Set task
Below are records; count the lines that contain "Координационном" and give only the total.

Given data
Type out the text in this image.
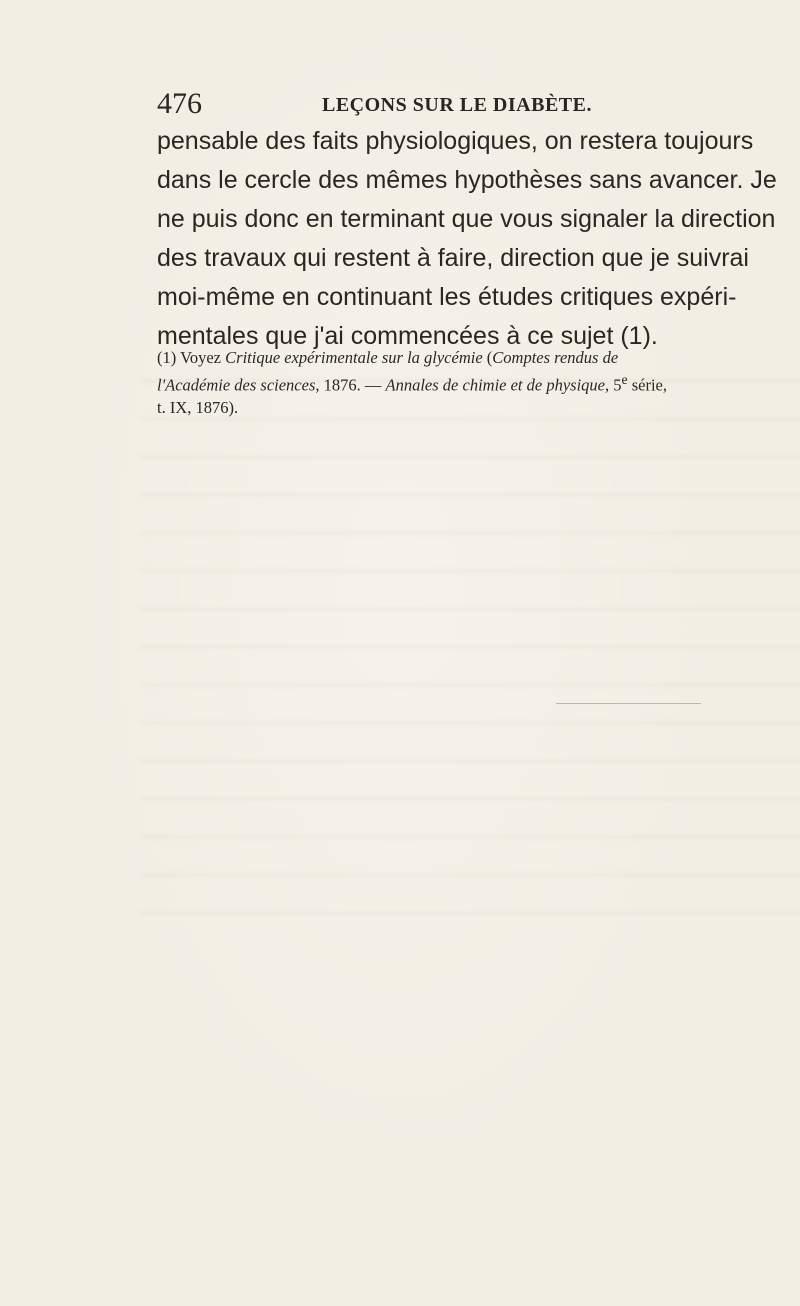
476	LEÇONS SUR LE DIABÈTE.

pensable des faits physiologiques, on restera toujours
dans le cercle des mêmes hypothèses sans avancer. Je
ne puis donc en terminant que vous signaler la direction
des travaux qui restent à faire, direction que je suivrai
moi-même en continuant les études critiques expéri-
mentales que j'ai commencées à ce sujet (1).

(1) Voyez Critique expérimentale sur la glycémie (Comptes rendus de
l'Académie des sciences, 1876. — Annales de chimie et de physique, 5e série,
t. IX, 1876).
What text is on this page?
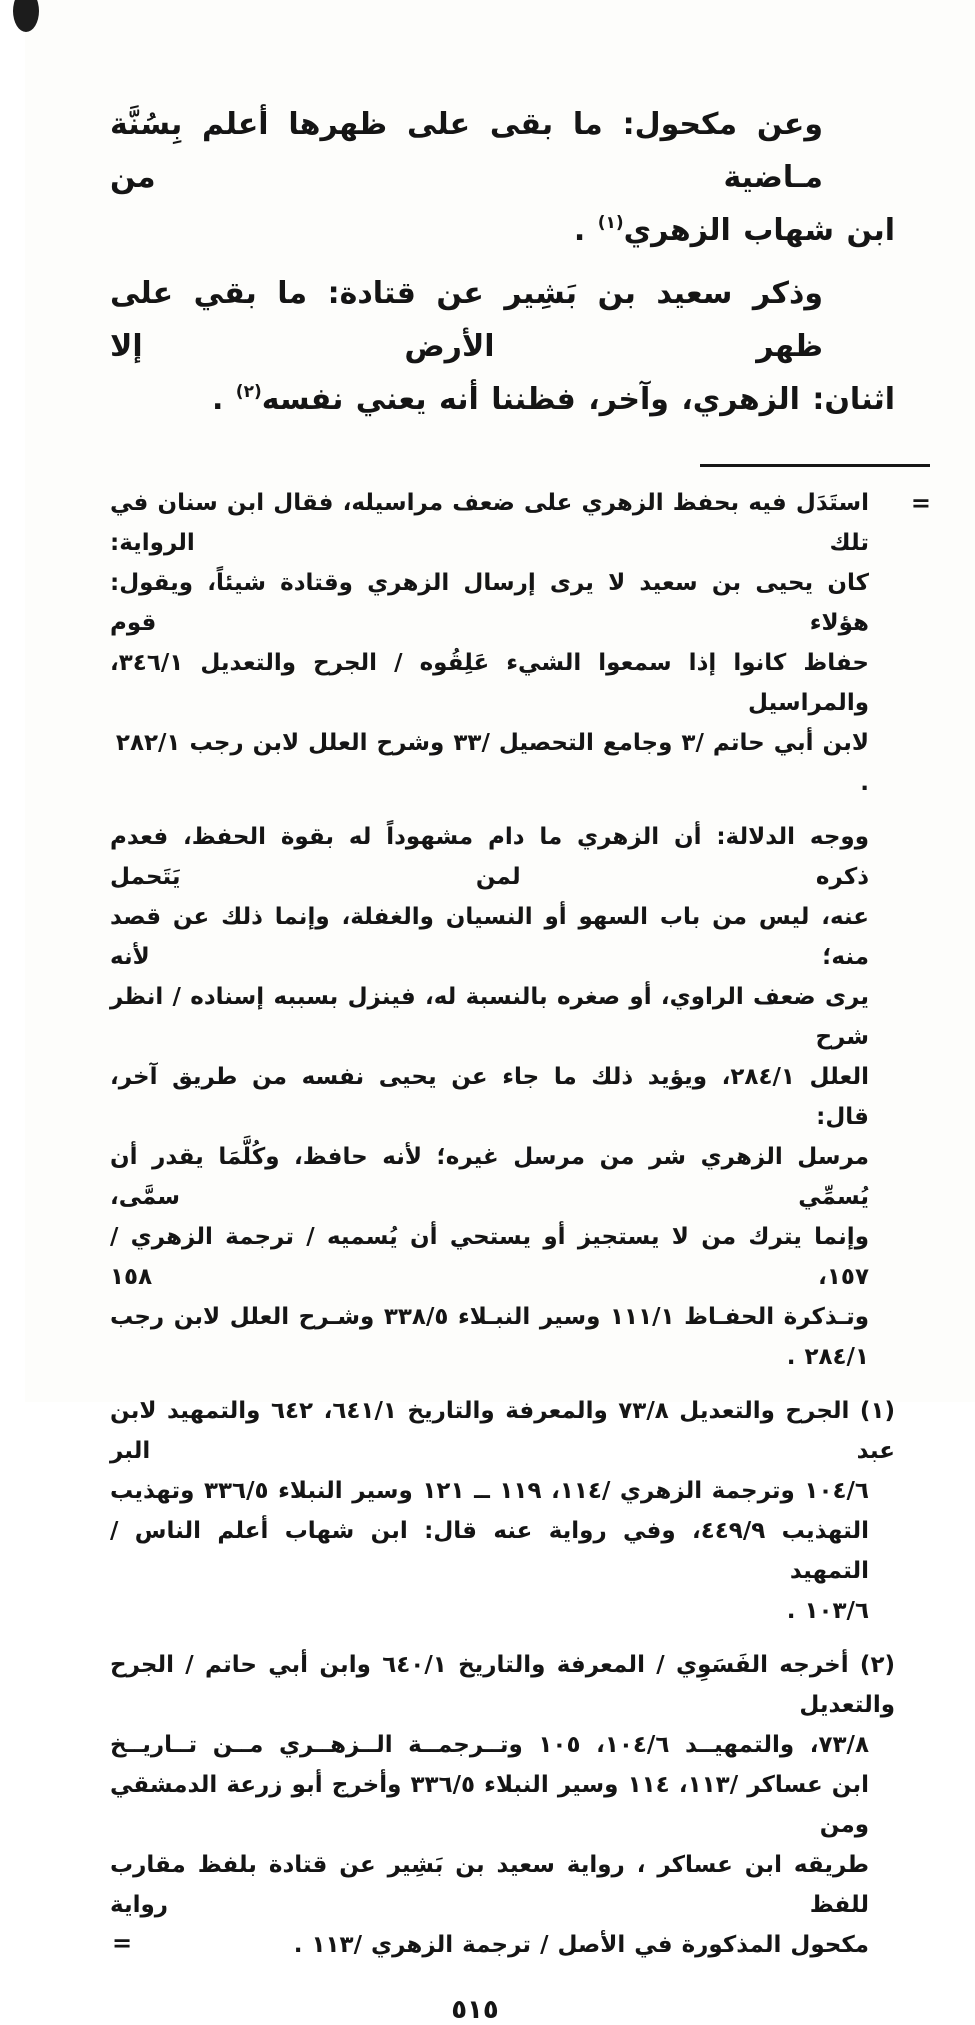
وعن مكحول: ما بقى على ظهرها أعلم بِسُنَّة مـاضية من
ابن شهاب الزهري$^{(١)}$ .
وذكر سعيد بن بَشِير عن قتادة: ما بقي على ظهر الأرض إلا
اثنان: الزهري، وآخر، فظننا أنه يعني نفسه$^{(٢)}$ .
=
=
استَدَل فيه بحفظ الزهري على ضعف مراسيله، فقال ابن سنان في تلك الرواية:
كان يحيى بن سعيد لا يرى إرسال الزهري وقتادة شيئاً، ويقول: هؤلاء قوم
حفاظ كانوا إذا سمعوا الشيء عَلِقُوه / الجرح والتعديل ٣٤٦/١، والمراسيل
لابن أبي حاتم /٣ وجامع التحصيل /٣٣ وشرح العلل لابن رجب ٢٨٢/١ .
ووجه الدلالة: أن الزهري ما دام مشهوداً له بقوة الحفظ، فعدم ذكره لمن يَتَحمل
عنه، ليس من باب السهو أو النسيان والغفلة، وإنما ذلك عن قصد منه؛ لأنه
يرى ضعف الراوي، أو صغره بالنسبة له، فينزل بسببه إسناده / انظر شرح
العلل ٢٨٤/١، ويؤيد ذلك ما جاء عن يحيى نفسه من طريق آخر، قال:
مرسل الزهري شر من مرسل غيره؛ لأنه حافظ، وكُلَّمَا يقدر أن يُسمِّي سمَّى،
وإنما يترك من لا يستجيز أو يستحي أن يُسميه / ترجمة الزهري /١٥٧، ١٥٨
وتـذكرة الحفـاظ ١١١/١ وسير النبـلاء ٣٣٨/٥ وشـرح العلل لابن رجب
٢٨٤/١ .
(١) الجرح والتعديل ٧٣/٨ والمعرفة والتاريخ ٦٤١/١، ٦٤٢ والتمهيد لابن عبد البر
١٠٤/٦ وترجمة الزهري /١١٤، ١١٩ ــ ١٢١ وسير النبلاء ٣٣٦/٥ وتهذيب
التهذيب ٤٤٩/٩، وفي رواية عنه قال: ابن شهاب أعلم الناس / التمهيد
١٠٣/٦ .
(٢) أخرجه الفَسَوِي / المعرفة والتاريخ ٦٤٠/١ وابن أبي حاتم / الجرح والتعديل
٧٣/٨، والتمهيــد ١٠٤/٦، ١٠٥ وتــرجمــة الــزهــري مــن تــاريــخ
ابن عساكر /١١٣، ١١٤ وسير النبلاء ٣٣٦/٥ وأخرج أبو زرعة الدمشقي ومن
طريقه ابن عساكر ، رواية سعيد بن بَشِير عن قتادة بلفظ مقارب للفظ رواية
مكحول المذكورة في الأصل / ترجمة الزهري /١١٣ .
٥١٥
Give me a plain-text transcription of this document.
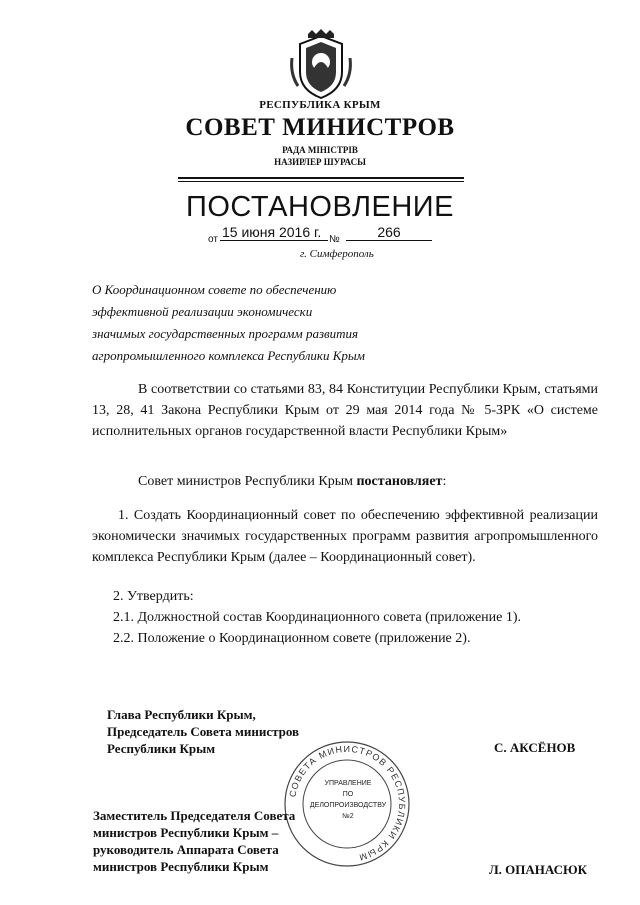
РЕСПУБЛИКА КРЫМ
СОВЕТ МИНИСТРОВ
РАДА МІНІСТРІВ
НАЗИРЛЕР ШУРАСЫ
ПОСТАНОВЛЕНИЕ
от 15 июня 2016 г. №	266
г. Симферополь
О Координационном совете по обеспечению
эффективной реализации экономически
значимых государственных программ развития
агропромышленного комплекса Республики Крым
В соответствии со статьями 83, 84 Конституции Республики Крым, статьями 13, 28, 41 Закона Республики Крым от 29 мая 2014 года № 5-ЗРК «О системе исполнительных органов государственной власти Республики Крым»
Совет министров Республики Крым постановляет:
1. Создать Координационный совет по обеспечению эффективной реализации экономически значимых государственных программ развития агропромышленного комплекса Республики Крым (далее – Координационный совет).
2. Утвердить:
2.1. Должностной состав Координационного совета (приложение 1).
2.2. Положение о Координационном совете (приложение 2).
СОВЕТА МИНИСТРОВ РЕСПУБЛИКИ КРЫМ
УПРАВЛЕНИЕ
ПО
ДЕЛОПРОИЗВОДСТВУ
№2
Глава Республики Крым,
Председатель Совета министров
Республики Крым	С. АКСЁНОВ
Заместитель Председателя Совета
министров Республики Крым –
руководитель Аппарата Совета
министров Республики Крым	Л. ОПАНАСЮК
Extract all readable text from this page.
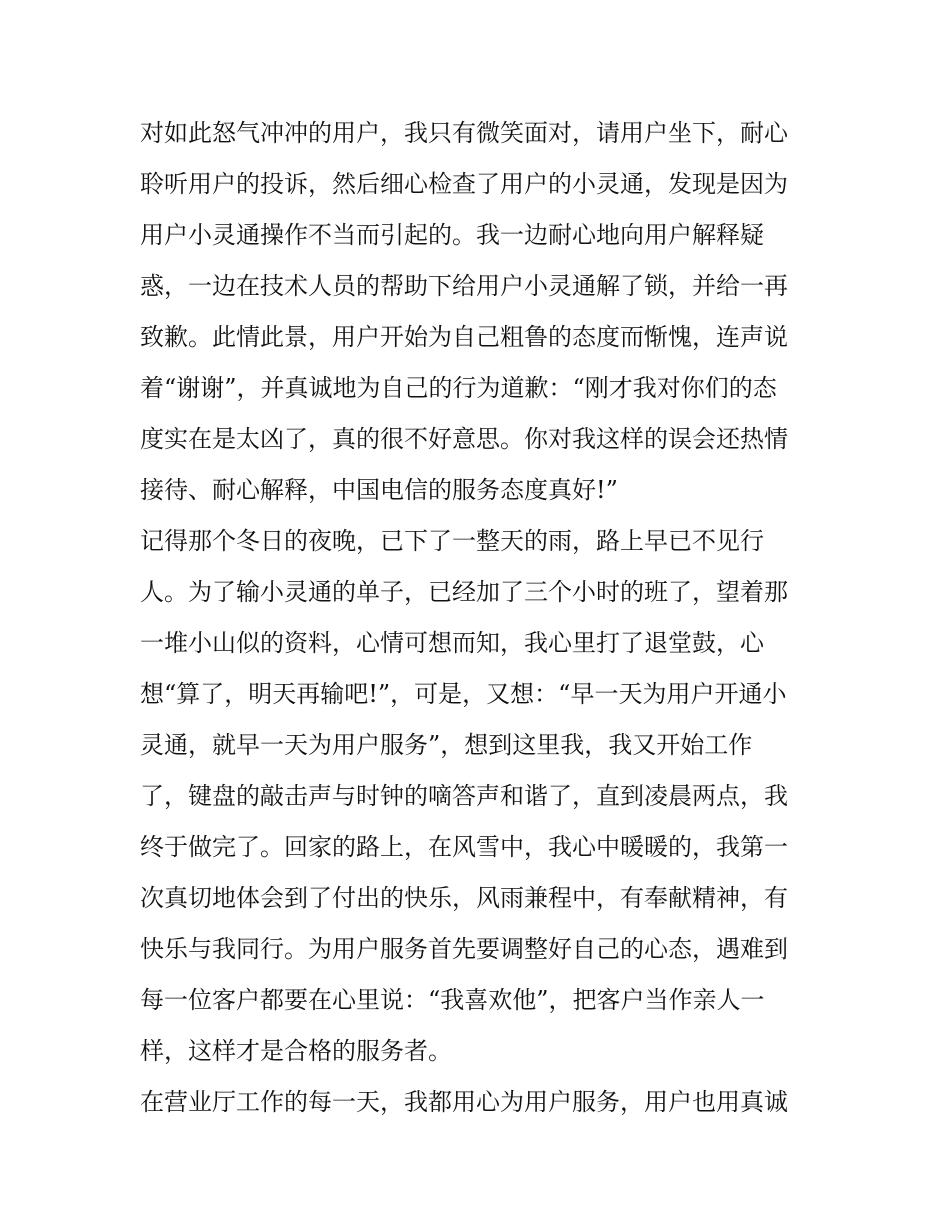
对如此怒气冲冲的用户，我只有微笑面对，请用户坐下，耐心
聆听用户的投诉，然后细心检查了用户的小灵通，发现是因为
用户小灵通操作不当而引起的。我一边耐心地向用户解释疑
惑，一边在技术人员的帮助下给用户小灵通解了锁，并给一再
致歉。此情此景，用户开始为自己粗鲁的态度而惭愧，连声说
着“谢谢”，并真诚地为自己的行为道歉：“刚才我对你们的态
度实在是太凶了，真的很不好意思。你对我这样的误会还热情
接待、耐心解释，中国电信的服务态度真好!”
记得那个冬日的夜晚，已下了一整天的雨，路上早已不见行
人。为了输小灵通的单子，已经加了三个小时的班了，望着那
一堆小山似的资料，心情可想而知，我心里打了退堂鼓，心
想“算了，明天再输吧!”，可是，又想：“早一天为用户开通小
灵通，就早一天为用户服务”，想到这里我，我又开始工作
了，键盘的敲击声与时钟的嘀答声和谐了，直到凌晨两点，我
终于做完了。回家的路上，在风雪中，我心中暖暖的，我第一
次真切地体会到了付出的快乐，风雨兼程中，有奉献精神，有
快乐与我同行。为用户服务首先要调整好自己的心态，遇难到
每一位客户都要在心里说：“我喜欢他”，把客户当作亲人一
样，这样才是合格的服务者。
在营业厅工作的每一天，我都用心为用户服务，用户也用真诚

Result
2